From the entries below, copy out every line with "meta" in it.

RECORD SET:
Start

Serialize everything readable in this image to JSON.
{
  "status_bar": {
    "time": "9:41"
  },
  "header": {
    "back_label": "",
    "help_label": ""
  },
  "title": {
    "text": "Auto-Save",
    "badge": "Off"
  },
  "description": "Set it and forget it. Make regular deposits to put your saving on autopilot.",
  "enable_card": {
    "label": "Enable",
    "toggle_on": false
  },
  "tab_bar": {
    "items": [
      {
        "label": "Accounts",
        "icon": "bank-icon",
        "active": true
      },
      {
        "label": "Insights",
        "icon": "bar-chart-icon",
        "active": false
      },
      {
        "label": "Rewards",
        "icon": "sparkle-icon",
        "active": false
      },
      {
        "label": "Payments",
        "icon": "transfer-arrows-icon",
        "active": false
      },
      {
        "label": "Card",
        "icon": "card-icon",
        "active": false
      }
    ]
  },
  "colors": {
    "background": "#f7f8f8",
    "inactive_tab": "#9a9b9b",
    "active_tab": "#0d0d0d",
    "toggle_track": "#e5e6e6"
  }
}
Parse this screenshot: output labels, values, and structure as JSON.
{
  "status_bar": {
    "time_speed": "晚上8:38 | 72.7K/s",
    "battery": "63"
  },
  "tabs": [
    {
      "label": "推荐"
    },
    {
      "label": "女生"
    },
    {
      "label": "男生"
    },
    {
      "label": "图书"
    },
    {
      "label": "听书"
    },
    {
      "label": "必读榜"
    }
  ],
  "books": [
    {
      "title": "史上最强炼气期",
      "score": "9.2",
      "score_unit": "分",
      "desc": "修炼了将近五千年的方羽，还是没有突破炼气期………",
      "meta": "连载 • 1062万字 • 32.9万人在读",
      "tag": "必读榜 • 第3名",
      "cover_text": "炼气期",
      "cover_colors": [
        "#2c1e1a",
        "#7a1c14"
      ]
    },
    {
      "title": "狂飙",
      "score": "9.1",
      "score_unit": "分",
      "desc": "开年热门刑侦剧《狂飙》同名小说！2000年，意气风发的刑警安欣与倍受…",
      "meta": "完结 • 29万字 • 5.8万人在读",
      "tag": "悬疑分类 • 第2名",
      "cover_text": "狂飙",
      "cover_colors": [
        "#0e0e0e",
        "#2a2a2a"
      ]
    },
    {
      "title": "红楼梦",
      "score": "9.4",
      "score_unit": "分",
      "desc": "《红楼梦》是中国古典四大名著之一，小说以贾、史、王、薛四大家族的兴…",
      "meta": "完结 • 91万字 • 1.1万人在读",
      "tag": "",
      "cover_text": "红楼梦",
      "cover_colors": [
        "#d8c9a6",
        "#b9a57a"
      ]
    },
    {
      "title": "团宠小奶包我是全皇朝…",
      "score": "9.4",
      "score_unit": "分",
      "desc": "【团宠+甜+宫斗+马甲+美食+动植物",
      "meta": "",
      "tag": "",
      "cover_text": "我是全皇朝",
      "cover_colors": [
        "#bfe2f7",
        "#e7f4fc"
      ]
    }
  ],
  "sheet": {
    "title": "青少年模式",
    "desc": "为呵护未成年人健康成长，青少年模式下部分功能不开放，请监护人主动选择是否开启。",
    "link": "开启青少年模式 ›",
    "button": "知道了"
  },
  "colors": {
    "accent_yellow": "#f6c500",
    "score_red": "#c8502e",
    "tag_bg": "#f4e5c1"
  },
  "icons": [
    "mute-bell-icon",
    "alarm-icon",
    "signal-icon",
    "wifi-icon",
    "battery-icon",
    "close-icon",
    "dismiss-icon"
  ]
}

End

ANSWER TO THE EXERCISE:
      "meta": "连载 • 1062万字 • 32.9万人在读",
      "meta": "完结 • 29万字 • 5.8万人在读",
      "meta": "完结 • 91万字 • 1.1万人在读",
      "meta": "",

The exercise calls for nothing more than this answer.